* _Exercise_
Read the listing below and copy out every line that holds "aussi".

START Exercise data

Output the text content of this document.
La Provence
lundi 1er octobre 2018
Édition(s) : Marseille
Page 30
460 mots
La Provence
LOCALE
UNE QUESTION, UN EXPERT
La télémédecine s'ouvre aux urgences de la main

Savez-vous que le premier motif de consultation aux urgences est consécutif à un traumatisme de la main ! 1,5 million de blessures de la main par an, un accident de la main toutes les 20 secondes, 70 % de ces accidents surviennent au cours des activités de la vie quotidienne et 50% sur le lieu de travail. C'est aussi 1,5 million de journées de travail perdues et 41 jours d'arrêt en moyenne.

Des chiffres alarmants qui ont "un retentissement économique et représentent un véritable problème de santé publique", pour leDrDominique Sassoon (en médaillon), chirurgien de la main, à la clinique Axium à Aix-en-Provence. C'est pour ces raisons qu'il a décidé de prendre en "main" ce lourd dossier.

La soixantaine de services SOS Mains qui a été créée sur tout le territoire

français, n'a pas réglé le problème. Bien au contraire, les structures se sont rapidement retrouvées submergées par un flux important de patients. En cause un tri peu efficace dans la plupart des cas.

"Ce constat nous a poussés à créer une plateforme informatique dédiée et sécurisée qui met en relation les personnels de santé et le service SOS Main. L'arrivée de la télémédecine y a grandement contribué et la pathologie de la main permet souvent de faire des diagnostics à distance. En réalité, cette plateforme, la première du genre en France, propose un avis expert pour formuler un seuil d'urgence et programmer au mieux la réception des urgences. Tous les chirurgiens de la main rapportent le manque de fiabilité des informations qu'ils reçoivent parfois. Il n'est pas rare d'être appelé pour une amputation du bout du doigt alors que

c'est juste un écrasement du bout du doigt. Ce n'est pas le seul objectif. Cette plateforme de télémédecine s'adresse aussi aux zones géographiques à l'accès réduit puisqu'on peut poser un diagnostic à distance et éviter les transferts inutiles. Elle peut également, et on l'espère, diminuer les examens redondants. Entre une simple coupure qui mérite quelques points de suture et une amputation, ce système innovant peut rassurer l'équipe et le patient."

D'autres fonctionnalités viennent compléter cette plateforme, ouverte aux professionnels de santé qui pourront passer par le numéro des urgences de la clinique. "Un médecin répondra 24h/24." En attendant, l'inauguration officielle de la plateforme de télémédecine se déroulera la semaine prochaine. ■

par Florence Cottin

END Exercise data
START Exercise data

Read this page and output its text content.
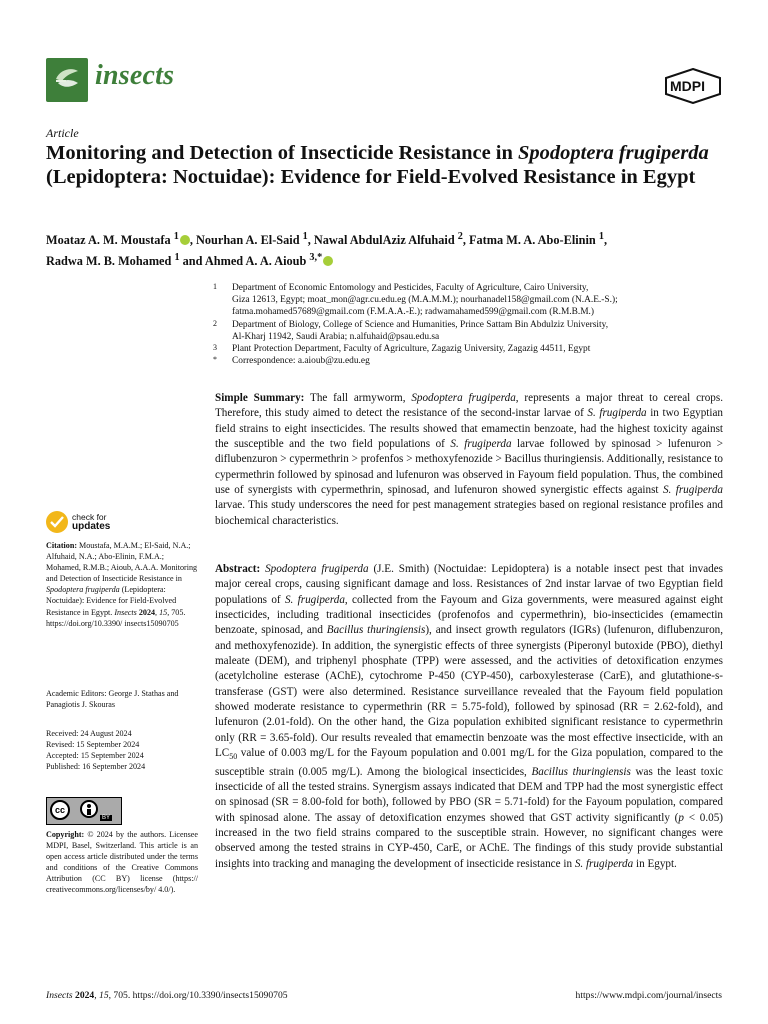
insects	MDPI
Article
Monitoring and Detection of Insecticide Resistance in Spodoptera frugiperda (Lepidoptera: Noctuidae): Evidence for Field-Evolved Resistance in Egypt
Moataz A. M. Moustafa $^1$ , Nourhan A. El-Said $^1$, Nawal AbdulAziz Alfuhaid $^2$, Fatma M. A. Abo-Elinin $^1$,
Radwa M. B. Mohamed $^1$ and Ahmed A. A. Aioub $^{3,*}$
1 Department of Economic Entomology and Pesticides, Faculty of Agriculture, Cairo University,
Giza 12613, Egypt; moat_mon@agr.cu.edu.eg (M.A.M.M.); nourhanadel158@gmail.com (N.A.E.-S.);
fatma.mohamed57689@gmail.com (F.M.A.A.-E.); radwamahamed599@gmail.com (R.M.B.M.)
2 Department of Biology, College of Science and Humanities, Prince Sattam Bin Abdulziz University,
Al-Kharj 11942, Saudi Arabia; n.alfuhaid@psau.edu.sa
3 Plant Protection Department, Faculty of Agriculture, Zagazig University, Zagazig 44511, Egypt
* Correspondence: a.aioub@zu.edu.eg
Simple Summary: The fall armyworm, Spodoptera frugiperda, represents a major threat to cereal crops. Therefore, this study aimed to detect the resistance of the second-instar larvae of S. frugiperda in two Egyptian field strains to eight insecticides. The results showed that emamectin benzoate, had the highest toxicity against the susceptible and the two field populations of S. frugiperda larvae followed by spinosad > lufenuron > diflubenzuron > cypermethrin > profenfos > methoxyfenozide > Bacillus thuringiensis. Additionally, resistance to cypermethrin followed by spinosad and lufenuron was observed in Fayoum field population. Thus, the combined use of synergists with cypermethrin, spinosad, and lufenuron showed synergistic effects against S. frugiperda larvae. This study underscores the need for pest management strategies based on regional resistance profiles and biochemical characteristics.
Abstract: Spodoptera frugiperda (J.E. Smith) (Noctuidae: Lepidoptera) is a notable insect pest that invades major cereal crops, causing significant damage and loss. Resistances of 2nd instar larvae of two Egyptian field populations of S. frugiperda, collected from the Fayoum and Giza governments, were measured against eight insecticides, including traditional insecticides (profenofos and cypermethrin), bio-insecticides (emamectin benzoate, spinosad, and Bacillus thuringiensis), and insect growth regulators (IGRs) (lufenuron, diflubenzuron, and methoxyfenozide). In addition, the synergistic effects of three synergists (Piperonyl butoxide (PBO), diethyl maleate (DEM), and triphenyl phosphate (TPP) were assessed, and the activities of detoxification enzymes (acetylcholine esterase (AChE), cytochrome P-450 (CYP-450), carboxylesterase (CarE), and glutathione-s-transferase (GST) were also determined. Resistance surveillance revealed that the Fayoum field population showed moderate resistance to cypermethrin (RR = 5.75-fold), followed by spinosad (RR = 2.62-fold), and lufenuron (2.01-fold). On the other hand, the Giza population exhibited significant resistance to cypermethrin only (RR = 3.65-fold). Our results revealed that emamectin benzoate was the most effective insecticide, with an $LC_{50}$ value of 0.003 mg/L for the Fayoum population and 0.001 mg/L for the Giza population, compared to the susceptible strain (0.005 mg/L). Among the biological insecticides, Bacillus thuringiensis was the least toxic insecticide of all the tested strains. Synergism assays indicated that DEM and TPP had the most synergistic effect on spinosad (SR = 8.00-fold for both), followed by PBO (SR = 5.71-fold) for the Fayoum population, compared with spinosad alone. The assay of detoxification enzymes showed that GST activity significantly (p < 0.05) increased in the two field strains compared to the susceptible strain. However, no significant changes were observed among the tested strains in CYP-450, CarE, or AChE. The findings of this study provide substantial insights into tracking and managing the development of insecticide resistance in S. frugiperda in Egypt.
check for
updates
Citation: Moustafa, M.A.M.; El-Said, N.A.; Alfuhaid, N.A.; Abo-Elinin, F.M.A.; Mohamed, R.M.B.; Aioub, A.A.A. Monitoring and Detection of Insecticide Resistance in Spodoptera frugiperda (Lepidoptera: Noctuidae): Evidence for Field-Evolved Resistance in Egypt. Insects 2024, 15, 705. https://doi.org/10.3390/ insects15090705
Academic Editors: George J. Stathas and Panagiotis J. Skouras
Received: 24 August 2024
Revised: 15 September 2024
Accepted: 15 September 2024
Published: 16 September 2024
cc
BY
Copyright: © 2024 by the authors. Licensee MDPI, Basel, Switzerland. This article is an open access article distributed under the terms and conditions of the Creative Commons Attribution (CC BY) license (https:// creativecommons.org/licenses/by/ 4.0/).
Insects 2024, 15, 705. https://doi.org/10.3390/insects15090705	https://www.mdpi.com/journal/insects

END Exercise data
START Exercise data

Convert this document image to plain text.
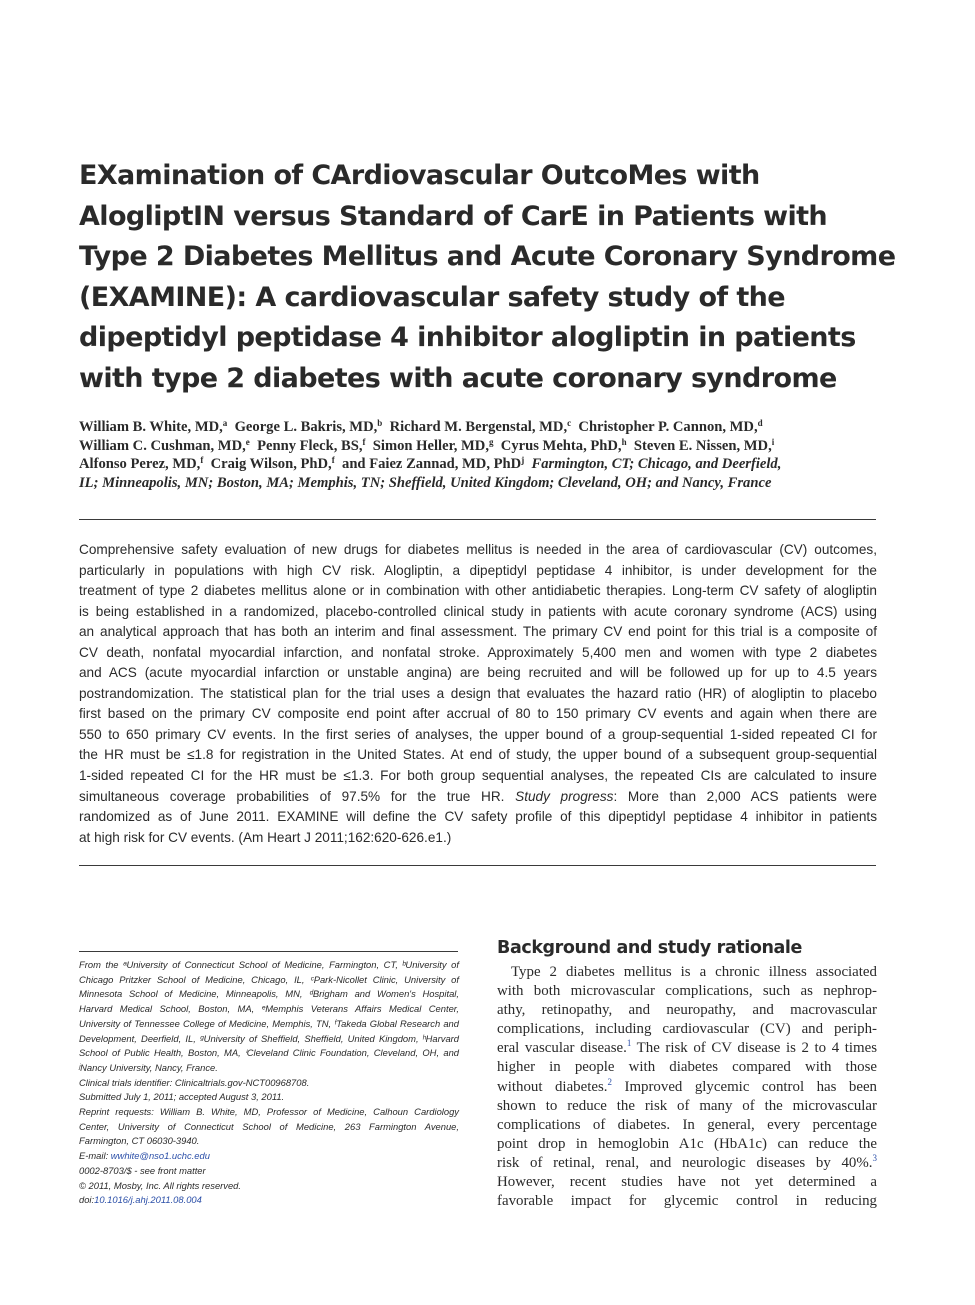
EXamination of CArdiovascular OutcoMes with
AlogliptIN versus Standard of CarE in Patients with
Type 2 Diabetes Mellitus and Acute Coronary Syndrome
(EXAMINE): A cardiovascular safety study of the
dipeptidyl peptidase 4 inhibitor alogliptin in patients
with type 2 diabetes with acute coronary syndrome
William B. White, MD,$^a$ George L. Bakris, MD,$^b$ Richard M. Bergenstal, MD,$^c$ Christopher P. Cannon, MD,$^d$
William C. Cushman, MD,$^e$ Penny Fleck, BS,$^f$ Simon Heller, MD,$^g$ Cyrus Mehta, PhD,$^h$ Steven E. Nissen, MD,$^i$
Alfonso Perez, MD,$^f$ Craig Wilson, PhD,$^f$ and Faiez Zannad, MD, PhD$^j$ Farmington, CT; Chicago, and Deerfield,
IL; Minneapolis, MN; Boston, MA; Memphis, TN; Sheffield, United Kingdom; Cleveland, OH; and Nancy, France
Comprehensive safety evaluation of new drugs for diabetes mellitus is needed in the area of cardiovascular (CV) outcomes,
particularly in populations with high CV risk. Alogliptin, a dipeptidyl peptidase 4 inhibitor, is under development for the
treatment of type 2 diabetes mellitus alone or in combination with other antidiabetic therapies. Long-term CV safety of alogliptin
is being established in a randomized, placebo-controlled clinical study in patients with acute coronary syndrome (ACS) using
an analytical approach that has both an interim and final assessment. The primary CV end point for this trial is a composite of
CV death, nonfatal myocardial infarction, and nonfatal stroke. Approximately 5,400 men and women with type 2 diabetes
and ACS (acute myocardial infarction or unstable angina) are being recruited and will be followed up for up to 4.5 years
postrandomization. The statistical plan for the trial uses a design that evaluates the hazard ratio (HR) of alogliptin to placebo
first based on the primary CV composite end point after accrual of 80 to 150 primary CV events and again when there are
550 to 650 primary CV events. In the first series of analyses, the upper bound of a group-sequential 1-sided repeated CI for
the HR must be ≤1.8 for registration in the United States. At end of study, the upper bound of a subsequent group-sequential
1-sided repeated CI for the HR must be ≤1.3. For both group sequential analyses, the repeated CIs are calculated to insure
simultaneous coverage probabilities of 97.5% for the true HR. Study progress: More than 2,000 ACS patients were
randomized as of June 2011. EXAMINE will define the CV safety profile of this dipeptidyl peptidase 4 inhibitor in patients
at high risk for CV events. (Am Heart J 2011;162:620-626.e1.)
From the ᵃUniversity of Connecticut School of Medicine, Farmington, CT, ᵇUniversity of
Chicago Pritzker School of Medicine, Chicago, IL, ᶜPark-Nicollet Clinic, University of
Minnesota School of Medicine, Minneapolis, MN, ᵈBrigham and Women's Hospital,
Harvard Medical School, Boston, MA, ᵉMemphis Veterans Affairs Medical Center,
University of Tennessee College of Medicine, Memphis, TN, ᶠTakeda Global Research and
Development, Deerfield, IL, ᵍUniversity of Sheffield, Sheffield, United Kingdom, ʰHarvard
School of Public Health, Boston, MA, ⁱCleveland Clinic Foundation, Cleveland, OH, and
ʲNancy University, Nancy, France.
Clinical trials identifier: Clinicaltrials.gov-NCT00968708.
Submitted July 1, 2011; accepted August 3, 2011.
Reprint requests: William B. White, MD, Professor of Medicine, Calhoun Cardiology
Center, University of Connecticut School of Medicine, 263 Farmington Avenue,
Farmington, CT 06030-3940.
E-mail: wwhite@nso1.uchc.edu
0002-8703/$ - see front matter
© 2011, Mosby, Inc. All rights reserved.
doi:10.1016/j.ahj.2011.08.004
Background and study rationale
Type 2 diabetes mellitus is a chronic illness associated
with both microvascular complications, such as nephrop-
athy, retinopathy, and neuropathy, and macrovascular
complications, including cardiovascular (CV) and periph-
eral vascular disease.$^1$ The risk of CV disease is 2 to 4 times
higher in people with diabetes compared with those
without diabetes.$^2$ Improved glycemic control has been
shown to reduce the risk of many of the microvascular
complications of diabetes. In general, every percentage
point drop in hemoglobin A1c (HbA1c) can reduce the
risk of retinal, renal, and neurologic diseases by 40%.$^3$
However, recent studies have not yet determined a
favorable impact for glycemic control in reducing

END Exercise data

* _Task result_
Savez-vous que le premier motif de consultation aux urgences est consécutif à un traumatisme de la main ! 1,5 million de blessures de la main par an, un accident de la main toutes les 20 secondes, 70 % de ces accidents surviennent au cours des activités de la vie quotidienne et 50% sur le lieu de travail. C'est aussi 1,5 million de journées de travail perdues et 41 jours d'arrêt en moyenne.
c'est juste un écrasement du bout du doigt. Ce n'est pas le seul objectif. Cette plateforme de télémédecine s'adresse aussi aux zones géographiques à l'accès réduit puisqu'on peut poser un diagnostic à distance et éviter les transferts inutiles. Elle peut également, et on l'espère, diminuer les examens redondants. Entre une simple coupure qui mérite quelques points de suture et une amputation, ce système innovant peut rassurer l'équipe et le patient."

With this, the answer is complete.